Extracted data
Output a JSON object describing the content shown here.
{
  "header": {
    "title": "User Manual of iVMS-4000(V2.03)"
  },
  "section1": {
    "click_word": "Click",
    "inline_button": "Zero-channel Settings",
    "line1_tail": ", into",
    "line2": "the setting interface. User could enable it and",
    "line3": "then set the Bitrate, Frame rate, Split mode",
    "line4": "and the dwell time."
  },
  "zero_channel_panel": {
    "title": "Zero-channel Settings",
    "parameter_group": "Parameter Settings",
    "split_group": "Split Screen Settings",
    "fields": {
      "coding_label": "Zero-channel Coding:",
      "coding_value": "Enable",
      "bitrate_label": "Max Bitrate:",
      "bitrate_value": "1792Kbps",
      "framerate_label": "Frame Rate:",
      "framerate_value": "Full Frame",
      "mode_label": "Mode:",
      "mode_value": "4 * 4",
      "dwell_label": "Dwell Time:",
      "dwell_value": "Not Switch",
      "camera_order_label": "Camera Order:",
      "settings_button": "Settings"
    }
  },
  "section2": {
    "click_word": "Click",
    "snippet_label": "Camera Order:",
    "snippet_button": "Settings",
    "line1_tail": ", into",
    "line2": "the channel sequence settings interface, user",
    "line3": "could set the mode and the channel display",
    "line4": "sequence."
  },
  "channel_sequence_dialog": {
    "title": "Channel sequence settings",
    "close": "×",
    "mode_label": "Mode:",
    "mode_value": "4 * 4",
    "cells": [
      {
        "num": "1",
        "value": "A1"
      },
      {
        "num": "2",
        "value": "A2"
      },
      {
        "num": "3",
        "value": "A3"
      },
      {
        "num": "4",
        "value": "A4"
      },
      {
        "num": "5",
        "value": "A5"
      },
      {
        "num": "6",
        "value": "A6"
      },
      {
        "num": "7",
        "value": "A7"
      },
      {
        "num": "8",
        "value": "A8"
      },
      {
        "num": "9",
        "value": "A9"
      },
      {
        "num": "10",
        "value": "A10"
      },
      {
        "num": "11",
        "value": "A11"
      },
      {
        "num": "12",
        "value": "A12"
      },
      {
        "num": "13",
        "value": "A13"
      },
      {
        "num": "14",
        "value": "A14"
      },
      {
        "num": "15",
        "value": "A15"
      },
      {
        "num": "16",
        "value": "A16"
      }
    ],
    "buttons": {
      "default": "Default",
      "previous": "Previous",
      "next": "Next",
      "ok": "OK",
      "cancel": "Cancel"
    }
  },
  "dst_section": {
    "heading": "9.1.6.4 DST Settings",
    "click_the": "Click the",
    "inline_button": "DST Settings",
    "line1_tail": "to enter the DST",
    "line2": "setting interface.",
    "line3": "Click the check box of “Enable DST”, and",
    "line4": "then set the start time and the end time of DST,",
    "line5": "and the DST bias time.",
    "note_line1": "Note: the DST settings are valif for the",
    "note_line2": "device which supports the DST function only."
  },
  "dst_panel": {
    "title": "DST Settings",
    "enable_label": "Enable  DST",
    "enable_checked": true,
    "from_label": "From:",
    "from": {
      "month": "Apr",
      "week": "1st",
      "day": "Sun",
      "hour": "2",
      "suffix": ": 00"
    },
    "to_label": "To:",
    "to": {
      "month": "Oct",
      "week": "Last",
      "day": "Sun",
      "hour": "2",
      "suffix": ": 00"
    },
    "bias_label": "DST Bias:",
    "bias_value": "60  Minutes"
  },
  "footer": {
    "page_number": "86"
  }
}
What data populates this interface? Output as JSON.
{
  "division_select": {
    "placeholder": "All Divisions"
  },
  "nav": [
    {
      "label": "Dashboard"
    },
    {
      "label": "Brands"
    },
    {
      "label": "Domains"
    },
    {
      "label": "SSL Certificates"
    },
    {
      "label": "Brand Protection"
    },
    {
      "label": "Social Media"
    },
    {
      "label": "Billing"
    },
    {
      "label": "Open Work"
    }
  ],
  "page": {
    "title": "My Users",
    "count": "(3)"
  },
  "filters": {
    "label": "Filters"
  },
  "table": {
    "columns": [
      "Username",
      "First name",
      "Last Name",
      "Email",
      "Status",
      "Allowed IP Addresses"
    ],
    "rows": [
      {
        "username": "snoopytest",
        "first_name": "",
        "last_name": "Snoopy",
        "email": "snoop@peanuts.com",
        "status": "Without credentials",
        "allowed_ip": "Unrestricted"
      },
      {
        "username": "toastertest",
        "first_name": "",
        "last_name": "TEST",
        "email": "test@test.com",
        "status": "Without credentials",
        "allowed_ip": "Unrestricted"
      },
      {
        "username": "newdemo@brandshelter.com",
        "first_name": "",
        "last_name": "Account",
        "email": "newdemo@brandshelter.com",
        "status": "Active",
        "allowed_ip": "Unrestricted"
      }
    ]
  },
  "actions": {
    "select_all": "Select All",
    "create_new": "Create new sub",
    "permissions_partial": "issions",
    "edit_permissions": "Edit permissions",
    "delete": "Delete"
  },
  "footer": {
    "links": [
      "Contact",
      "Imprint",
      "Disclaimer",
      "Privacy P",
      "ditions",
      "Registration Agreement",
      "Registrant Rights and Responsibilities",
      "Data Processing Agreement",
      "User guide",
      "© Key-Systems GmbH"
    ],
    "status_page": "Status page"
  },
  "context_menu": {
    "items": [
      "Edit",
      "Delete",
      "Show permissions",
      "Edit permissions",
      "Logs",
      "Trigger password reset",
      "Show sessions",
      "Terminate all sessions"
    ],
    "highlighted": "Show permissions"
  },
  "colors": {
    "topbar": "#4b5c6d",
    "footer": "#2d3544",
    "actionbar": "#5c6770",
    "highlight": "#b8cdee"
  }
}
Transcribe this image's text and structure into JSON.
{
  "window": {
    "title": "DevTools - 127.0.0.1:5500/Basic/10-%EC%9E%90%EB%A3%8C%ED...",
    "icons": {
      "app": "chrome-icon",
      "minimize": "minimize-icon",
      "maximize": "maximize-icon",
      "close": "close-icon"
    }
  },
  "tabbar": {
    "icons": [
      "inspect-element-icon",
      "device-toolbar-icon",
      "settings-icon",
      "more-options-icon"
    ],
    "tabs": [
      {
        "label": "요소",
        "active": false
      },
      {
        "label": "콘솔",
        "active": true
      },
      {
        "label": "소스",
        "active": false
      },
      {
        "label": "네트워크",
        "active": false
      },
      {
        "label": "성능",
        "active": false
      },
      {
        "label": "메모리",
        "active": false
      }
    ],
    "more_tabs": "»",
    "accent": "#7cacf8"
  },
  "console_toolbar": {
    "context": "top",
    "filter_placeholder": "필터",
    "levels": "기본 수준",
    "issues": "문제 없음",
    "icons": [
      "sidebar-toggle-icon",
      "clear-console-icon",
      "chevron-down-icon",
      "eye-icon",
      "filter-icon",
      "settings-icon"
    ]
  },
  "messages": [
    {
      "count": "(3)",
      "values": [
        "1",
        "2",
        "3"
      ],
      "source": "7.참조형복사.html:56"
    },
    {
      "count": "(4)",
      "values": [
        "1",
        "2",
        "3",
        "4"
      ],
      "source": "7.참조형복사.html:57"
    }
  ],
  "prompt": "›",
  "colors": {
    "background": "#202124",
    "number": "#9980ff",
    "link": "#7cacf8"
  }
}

Given problem
Every line in the data that holds "this" should be copied out.

Full output
What data populates this interface? Output as JSON.
Transcribe this image's text and structure into JSON.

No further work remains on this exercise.